— START —

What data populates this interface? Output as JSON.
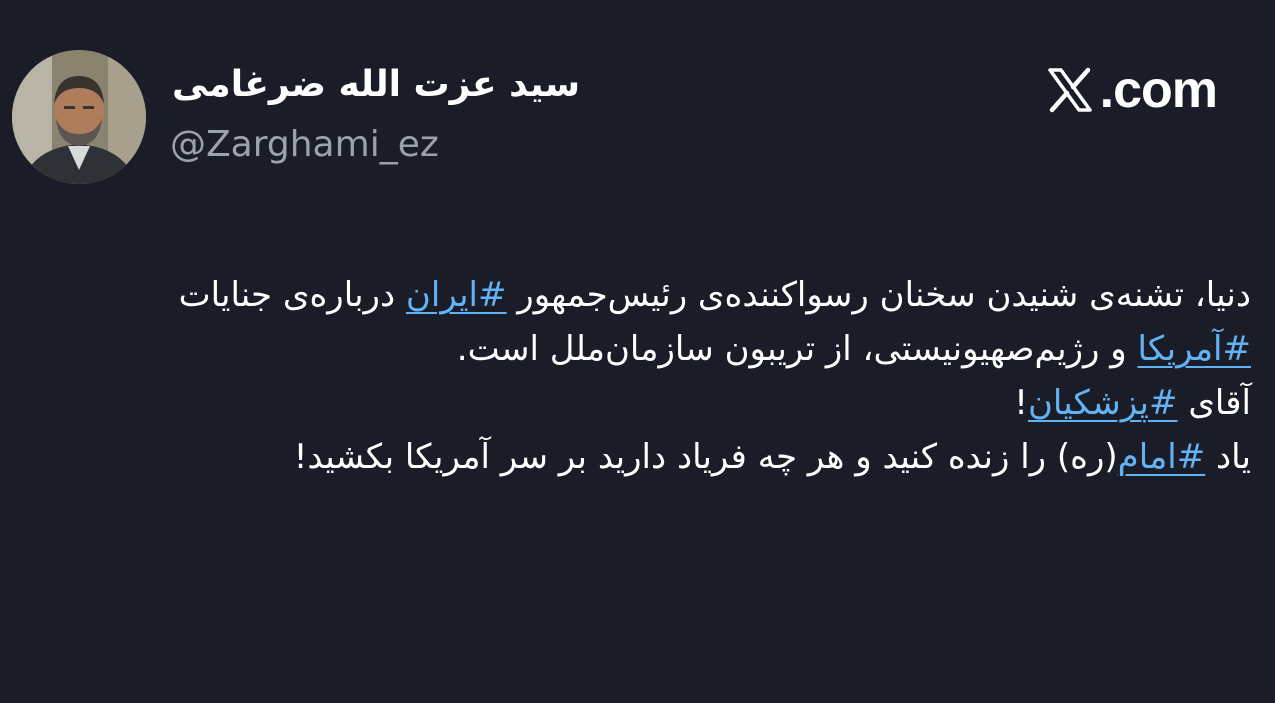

— END —
— START —

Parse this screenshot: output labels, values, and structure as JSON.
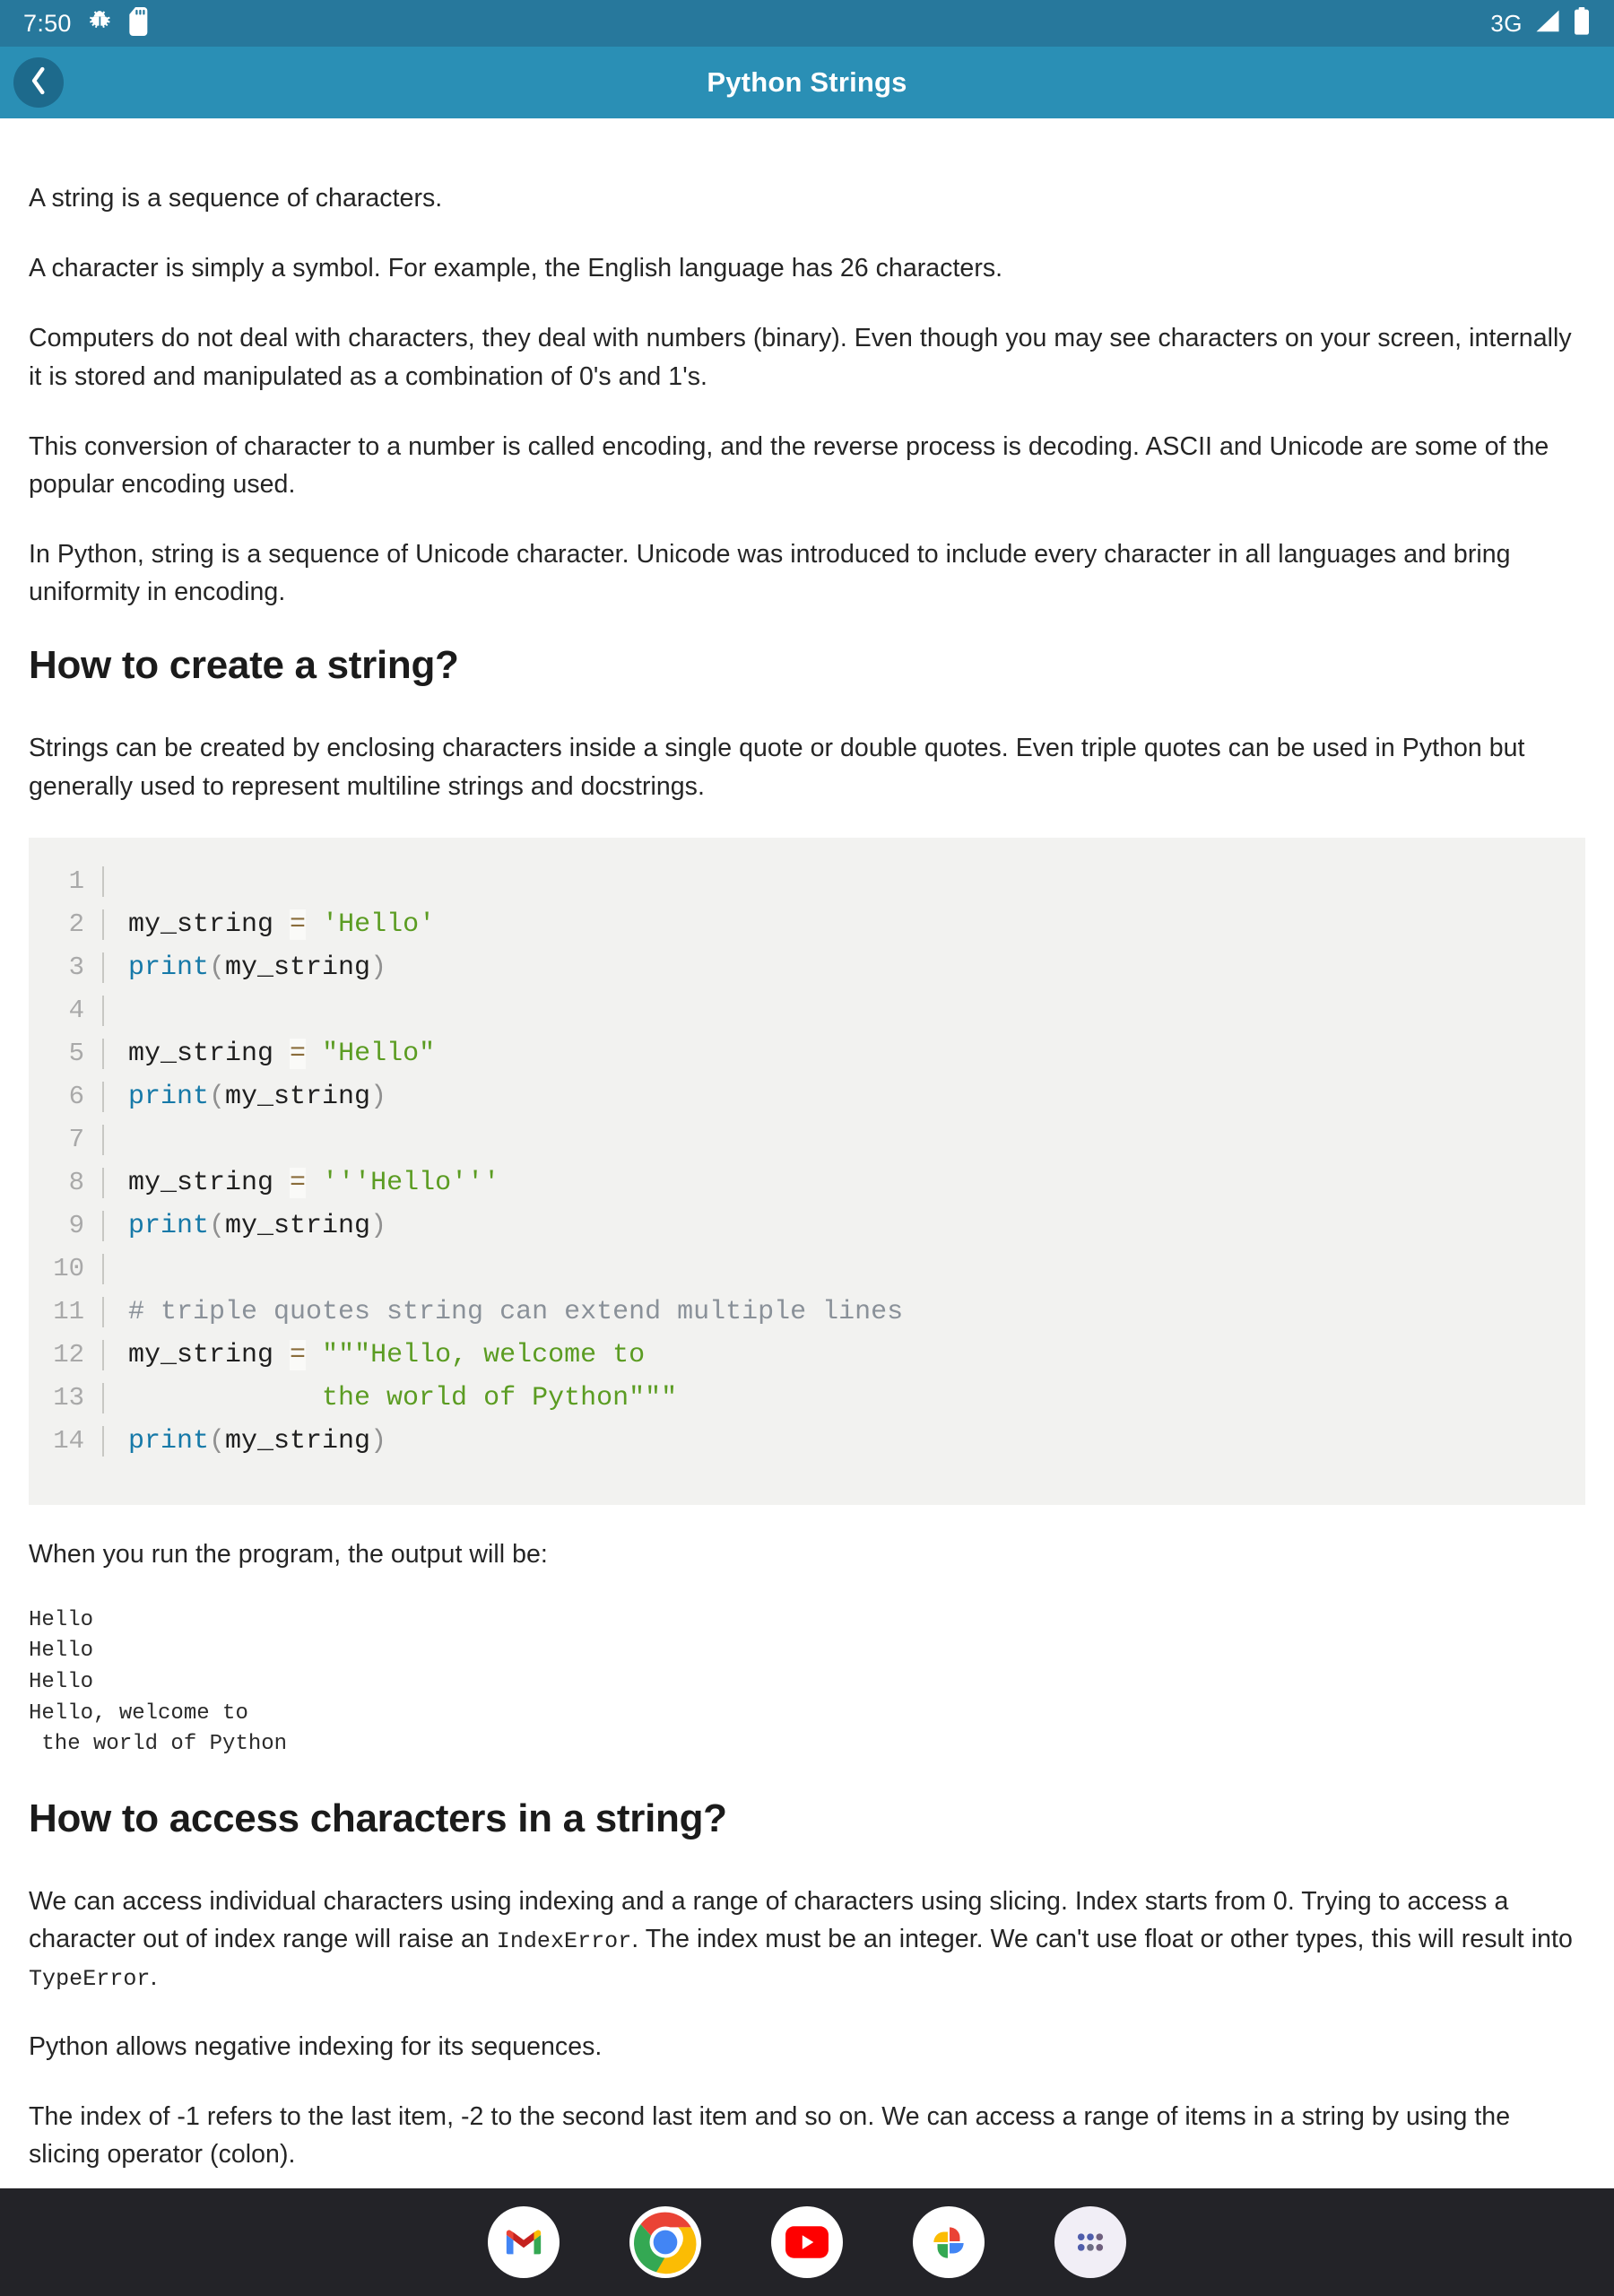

— END —
— START —

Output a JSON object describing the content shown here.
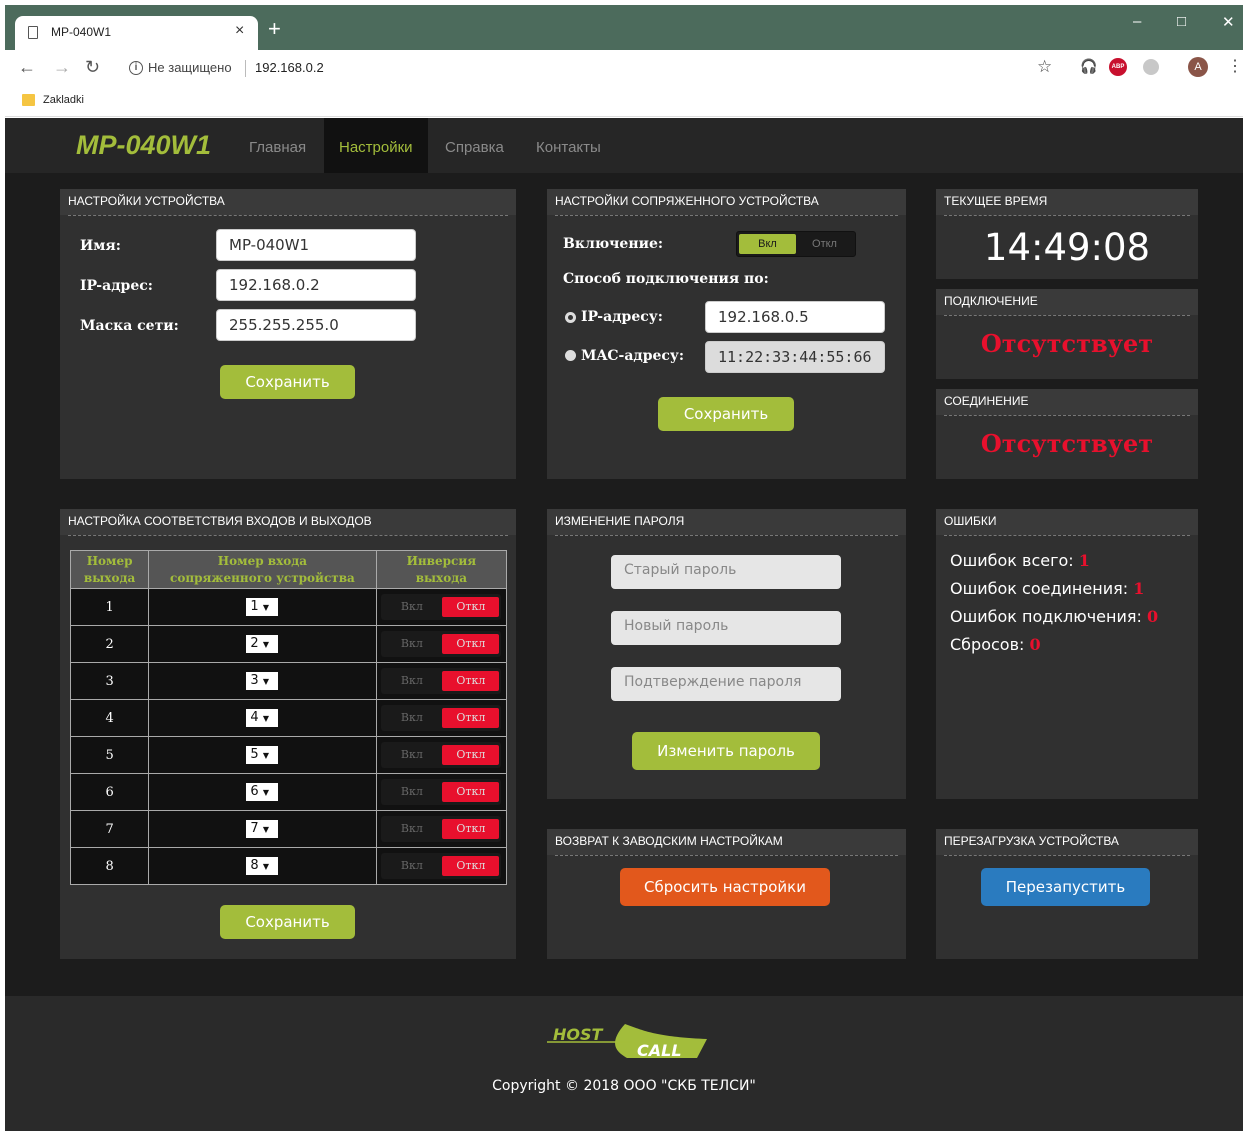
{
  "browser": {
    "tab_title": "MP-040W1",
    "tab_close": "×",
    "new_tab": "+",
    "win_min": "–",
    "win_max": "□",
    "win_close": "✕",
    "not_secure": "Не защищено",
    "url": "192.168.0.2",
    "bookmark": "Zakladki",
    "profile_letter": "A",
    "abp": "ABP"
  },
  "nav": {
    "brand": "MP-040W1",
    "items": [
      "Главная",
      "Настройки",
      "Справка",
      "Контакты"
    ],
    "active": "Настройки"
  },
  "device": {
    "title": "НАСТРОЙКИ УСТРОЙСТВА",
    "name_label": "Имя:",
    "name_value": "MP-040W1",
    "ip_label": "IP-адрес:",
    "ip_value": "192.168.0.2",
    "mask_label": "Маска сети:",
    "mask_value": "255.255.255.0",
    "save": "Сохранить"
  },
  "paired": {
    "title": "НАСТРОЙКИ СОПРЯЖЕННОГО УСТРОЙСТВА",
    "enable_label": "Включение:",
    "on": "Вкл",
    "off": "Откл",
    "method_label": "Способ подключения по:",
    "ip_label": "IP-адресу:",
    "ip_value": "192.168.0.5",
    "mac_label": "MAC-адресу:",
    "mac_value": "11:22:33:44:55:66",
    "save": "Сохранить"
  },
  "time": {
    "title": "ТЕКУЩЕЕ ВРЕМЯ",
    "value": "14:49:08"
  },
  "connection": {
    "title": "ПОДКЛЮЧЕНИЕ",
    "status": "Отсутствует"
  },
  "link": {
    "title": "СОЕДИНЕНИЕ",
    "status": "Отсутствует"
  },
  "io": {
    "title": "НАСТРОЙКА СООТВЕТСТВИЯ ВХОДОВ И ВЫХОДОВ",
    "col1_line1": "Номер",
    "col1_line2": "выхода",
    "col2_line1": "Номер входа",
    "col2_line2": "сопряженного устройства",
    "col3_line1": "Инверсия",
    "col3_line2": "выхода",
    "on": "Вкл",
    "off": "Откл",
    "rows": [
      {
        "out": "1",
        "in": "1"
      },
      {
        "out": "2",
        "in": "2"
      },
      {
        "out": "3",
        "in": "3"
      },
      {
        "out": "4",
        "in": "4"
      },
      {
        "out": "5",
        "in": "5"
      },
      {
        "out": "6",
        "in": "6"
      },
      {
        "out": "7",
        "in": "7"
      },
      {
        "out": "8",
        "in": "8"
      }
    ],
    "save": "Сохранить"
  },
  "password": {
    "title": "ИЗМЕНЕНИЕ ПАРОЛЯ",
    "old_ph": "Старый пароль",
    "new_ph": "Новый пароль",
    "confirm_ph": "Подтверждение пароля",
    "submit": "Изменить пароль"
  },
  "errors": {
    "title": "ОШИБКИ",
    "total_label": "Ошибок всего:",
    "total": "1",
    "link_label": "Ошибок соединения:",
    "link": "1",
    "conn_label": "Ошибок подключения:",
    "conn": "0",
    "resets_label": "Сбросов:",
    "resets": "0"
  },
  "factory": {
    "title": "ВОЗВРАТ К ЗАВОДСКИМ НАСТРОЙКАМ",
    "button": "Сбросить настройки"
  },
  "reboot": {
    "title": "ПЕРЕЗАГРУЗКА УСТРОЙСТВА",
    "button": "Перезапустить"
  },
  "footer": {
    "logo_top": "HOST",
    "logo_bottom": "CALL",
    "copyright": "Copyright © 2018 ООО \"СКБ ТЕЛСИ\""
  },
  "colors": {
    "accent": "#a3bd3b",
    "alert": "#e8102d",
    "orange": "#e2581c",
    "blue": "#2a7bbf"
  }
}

— END —

(What is asked)
From the data, collect all lines where the string "this" appears.

(Written reply)
What data populates this interface? Output as JSON.
Parse this screenshot: output labels, values, and structure as JSON.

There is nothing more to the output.